++++ Exercise material ++++
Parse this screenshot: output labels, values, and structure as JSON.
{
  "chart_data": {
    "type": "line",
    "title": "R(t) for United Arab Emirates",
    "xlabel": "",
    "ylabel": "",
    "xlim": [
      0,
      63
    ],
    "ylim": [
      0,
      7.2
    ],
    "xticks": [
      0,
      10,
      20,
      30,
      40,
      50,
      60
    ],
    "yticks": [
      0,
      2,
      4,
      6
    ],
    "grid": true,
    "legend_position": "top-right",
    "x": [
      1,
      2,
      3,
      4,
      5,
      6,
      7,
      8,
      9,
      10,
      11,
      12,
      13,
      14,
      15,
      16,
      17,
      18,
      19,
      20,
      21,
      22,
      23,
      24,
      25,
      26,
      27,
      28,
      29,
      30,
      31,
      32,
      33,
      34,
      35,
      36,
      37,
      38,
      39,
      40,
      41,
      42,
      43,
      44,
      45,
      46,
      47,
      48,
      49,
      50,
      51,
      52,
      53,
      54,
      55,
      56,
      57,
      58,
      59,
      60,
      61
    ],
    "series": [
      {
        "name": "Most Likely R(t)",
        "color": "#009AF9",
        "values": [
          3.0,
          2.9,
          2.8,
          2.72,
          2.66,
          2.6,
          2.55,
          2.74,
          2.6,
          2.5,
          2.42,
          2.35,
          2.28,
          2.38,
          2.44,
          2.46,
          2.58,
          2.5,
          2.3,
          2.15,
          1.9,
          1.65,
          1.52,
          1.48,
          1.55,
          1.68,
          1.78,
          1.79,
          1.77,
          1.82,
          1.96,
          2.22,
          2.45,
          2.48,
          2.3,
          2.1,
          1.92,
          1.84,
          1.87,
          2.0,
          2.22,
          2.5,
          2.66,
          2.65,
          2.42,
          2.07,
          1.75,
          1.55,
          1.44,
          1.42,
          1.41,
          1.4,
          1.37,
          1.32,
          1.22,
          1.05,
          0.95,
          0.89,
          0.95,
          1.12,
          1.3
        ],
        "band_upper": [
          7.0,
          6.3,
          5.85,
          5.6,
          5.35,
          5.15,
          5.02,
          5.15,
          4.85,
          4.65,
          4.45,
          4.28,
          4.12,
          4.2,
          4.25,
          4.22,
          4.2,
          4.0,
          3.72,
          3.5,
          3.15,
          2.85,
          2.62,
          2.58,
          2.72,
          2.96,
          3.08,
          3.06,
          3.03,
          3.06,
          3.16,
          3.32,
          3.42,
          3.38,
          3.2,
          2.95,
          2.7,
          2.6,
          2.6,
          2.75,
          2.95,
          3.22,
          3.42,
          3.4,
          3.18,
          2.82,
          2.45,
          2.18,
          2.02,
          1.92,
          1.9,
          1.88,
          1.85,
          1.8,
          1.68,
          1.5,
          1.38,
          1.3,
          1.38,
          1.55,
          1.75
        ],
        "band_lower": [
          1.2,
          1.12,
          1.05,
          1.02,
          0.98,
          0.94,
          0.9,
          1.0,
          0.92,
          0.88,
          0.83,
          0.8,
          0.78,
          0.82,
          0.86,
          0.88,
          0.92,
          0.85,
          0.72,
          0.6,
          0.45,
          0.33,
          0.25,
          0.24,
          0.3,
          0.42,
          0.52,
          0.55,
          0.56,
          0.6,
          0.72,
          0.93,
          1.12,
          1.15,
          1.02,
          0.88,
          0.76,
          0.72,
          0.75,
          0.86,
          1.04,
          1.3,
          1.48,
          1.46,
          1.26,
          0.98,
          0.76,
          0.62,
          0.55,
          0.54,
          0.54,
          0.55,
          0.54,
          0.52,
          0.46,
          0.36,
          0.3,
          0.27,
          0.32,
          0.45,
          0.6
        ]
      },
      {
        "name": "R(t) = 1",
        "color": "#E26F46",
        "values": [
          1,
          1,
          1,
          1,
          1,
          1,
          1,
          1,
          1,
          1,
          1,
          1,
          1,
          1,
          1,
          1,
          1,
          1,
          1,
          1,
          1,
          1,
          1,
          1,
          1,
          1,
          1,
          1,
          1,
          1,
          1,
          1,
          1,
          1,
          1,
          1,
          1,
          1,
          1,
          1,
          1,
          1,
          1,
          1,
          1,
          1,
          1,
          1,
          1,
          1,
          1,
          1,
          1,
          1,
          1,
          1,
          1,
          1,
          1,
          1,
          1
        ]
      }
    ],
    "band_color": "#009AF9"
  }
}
++++
* _The task_: Give the data again, exactly as it stands.

* _Task response_:
Parse this screenshot: output labels, values, and structure as JSON.
{
  "chart_data": {
    "type": "line",
    "title": "R(t) for United Arab Emirates",
    "xlabel": "",
    "ylabel": "",
    "xlim": [
      0,
      63
    ],
    "ylim": [
      0,
      7.2
    ],
    "xticks": [
      0,
      10,
      20,
      30,
      40,
      50,
      60
    ],
    "yticks": [
      0,
      2,
      4,
      6
    ],
    "grid": true,
    "legend_position": "top-right",
    "x": [
      1,
      2,
      3,
      4,
      5,
      6,
      7,
      8,
      9,
      10,
      11,
      12,
      13,
      14,
      15,
      16,
      17,
      18,
      19,
      20,
      21,
      22,
      23,
      24,
      25,
      26,
      27,
      28,
      29,
      30,
      31,
      32,
      33,
      34,
      35,
      36,
      37,
      38,
      39,
      40,
      41,
      42,
      43,
      44,
      45,
      46,
      47,
      48,
      49,
      50,
      51,
      52,
      53,
      54,
      55,
      56,
      57,
      58,
      59,
      60,
      61
    ],
    "series": [
      {
        "name": "Most Likely R(t)",
        "color": "#009AF9",
        "values": [
          3.0,
          2.9,
          2.8,
          2.72,
          2.66,
          2.6,
          2.55,
          2.74,
          2.6,
          2.5,
          2.42,
          2.35,
          2.28,
          2.38,
          2.44,
          2.46,
          2.58,
          2.5,
          2.3,
          2.15,
          1.9,
          1.65,
          1.52,
          1.48,
          1.55,
          1.68,
          1.78,
          1.79,
          1.77,
          1.82,
          1.96,
          2.22,
          2.45,
          2.48,
          2.3,
          2.1,
          1.92,
          1.84,
          1.87,
          2.0,
          2.22,
          2.5,
          2.66,
          2.65,
          2.42,
          2.07,
          1.75,
          1.55,
          1.44,
          1.42,
          1.41,
          1.4,
          1.37,
          1.32,
          1.22,
          1.05,
          0.95,
          0.89,
          0.95,
          1.12,
          1.3
        ],
        "band_upper": [
          7.0,
          6.3,
          5.85,
          5.6,
          5.35,
          5.15,
          5.02,
          5.15,
          4.85,
          4.65,
          4.45,
          4.28,
          4.12,
          4.2,
          4.25,
          4.22,
          4.2,
          4.0,
          3.72,
          3.5,
          3.15,
          2.85,
          2.62,
          2.58,
          2.72,
          2.96,
          3.08,
          3.06,
          3.03,
          3.06,
          3.16,
          3.32,
          3.42,
          3.38,
          3.2,
          2.95,
          2.7,
          2.6,
          2.6,
          2.75,
          2.95,
          3.22,
          3.42,
          3.4,
          3.18,
          2.82,
          2.45,
          2.18,
          2.02,
          1.92,
          1.9,
          1.88,
          1.85,
          1.8,
          1.68,
          1.5,
          1.38,
          1.3,
          1.38,
          1.55,
          1.75
        ],
        "band_lower": [
          1.2,
          1.12,
          1.05,
          1.02,
          0.98,
          0.94,
          0.9,
          1.0,
          0.92,
          0.88,
          0.83,
          0.8,
          0.78,
          0.82,
          0.86,
          0.88,
          0.92,
          0.85,
          0.72,
          0.6,
          0.45,
          0.33,
          0.25,
          0.24,
          0.3,
          0.42,
          0.52,
          0.55,
          0.56,
          0.6,
          0.72,
          0.93,
          1.12,
          1.15,
          1.02,
          0.88,
          0.76,
          0.72,
          0.75,
          0.86,
          1.04,
          1.3,
          1.48,
          1.46,
          1.26,
          0.98,
          0.76,
          0.62,
          0.55,
          0.54,
          0.54,
          0.55,
          0.54,
          0.52,
          0.46,
          0.36,
          0.3,
          0.27,
          0.32,
          0.45,
          0.6
        ]
      },
      {
        "name": "R(t) = 1",
        "color": "#E26F46",
        "values": [
          1,
          1,
          1,
          1,
          1,
          1,
          1,
          1,
          1,
          1,
          1,
          1,
          1,
          1,
          1,
          1,
          1,
          1,
          1,
          1,
          1,
          1,
          1,
          1,
          1,
          1,
          1,
          1,
          1,
          1,
          1,
          1,
          1,
          1,
          1,
          1,
          1,
          1,
          1,
          1,
          1,
          1,
          1,
          1,
          1,
          1,
          1,
          1,
          1,
          1,
          1,
          1,
          1,
          1,
          1,
          1,
          1,
          1,
          1,
          1,
          1
        ]
      }
    ],
    "band_color": "#009AF9"
  }
}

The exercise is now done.